### Your goal
Pull each line containing "label" out of the data and copy it.

= = = = =

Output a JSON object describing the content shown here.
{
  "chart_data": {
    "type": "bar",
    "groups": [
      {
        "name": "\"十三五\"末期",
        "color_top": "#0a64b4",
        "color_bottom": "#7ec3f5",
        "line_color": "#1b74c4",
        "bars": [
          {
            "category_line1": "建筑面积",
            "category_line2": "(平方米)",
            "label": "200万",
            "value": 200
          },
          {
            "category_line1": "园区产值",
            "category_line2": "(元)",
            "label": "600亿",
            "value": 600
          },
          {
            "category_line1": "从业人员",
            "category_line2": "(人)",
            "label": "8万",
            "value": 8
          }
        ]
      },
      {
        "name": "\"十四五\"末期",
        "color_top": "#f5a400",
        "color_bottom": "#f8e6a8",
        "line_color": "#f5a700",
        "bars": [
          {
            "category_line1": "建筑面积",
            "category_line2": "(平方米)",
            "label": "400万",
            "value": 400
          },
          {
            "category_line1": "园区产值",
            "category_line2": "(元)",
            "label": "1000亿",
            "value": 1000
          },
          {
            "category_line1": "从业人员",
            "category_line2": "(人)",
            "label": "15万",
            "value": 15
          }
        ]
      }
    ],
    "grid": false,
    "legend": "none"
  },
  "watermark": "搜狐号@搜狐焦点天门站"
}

= = = = =

### Correct result
            "label": "200万",
            "label": "600亿",
            "label": "8万",
            "label": "400万",
            "label": "1000亿",
            "label": "15万",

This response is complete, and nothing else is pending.